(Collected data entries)
........

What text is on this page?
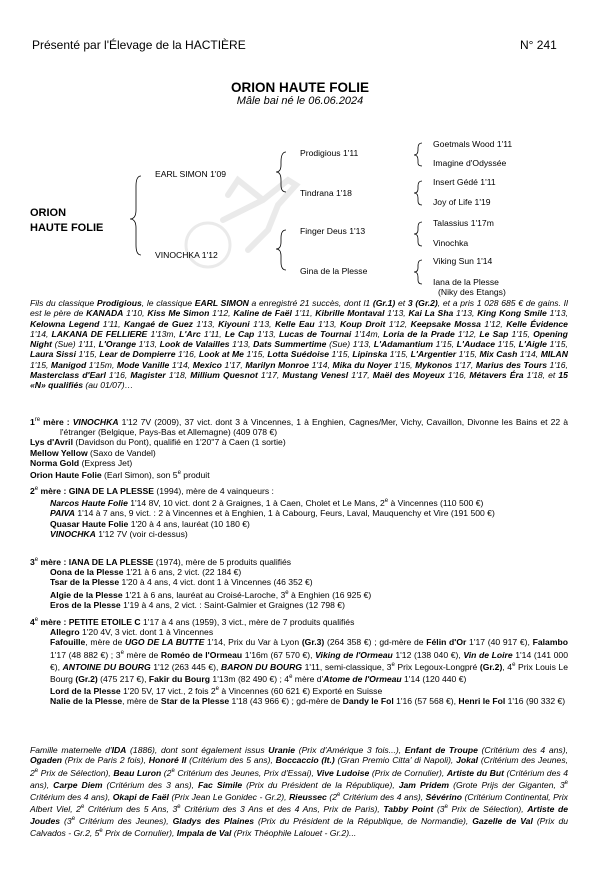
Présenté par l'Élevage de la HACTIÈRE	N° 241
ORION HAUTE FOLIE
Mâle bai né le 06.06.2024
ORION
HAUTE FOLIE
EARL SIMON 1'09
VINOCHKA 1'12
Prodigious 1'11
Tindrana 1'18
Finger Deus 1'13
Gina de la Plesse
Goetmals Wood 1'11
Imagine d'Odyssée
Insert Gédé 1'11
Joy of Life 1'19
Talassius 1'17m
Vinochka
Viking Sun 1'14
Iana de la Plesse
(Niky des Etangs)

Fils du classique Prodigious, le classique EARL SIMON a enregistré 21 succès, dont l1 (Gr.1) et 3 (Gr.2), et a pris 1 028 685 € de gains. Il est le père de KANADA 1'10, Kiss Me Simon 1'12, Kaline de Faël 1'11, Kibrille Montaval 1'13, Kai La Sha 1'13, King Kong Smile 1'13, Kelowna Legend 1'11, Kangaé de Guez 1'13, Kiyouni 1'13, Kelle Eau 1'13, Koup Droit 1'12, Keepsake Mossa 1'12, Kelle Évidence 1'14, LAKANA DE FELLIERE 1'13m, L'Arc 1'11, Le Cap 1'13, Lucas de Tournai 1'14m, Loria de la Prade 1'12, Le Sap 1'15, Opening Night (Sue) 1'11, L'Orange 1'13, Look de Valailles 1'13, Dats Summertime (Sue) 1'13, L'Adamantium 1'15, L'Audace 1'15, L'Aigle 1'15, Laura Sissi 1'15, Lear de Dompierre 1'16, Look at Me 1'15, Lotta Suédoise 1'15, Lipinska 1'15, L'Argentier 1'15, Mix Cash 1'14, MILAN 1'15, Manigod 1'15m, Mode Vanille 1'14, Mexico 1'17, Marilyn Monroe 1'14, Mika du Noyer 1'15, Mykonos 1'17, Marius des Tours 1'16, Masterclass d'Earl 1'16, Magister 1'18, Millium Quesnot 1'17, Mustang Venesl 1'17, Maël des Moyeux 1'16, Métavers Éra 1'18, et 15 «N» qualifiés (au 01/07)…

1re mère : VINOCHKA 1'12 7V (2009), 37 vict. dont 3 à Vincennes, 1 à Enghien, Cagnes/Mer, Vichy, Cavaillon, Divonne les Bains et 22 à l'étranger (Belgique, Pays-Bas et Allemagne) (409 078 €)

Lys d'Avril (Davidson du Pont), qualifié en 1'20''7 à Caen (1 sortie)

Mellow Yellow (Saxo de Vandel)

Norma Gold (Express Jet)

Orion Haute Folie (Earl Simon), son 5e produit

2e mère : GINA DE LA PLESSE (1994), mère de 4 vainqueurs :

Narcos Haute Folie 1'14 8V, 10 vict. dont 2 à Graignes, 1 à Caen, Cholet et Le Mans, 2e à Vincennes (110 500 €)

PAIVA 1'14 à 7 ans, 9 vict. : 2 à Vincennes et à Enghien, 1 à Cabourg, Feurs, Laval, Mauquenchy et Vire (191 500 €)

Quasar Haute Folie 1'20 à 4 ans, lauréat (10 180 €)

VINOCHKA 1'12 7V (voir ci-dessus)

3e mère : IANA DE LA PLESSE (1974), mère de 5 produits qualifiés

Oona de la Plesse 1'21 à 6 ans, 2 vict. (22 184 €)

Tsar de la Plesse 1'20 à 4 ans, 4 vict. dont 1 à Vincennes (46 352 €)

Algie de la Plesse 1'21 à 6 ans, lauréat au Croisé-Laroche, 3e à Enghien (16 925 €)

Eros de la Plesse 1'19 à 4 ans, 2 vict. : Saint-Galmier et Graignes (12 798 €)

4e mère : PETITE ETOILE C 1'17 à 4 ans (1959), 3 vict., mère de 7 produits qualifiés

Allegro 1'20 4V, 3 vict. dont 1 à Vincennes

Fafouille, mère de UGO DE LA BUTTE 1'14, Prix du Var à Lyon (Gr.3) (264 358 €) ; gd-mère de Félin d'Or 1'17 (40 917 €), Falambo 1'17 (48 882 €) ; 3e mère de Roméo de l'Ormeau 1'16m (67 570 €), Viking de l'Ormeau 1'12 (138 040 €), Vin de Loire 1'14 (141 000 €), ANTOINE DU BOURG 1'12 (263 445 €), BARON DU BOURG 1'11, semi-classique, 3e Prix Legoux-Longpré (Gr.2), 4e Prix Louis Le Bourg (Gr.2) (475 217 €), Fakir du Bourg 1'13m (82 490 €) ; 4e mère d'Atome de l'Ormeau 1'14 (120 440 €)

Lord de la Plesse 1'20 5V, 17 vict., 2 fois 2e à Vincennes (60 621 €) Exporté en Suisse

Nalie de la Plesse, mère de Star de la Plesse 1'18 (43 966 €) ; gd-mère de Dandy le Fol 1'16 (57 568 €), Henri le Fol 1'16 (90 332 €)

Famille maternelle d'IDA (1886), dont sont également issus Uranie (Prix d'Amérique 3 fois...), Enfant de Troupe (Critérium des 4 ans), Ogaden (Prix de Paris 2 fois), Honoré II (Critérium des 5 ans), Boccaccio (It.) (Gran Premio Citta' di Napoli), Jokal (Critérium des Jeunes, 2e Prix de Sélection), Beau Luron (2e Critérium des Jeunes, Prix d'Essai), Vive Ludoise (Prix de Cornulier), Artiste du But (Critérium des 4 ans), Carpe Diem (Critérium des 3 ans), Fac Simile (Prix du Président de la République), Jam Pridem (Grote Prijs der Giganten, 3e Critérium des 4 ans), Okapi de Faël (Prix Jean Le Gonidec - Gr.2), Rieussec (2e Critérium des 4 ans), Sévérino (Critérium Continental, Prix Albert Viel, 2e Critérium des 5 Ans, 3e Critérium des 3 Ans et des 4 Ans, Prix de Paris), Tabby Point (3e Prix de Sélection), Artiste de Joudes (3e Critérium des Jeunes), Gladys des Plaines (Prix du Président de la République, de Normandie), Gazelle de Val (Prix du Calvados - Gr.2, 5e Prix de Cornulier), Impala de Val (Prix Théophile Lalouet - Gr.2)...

........

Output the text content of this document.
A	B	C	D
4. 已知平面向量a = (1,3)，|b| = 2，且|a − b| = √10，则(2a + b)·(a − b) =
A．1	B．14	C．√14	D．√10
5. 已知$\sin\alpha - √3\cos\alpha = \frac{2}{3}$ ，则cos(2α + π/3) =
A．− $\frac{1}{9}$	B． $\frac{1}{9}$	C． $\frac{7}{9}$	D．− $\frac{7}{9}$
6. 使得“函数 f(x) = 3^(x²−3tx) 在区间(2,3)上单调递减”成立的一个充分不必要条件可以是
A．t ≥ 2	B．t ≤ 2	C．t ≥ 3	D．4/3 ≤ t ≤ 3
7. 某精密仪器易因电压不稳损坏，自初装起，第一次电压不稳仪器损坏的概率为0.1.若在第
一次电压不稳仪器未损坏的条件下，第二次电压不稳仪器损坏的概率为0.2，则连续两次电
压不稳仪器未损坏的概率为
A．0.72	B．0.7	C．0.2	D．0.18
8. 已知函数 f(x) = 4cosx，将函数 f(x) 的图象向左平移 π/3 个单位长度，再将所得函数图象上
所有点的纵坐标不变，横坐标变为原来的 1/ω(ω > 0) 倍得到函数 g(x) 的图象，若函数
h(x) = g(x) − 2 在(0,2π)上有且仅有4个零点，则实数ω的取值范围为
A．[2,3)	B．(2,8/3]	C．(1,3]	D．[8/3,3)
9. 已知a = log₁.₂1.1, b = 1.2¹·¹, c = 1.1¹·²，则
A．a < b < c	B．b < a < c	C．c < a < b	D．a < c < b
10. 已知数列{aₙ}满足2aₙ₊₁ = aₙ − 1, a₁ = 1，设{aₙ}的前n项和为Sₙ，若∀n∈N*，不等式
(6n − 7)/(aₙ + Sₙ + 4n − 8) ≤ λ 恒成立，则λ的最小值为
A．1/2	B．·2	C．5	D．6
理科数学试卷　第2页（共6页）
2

........

▶ _INSTRUCTIONS TO FOLLOW_: Copy every line that contains the string "Enghien".

▶ _FULL ANSWER_:
1re mère : VINOCHKA 1'12 7V (2009), 37 vict. dont 3 à Vincennes, 1 à Enghien, Cagnes/Mer, Vichy, Cavaillon, Divonne les Bains et 22 à l'étranger (Belgique, Pays-Bas et Allemagne) (409 078 €)
PAIVA 1'14 à 7 ans, 9 vict. : 2 à Vincennes et à Enghien, 1 à Cabourg, Feurs, Laval, Mauquenchy et Vire (191 500 €)
Algie de la Plesse 1'21 à 6 ans, lauréat au Croisé-Laroche, 3e à Enghien (16 925 €)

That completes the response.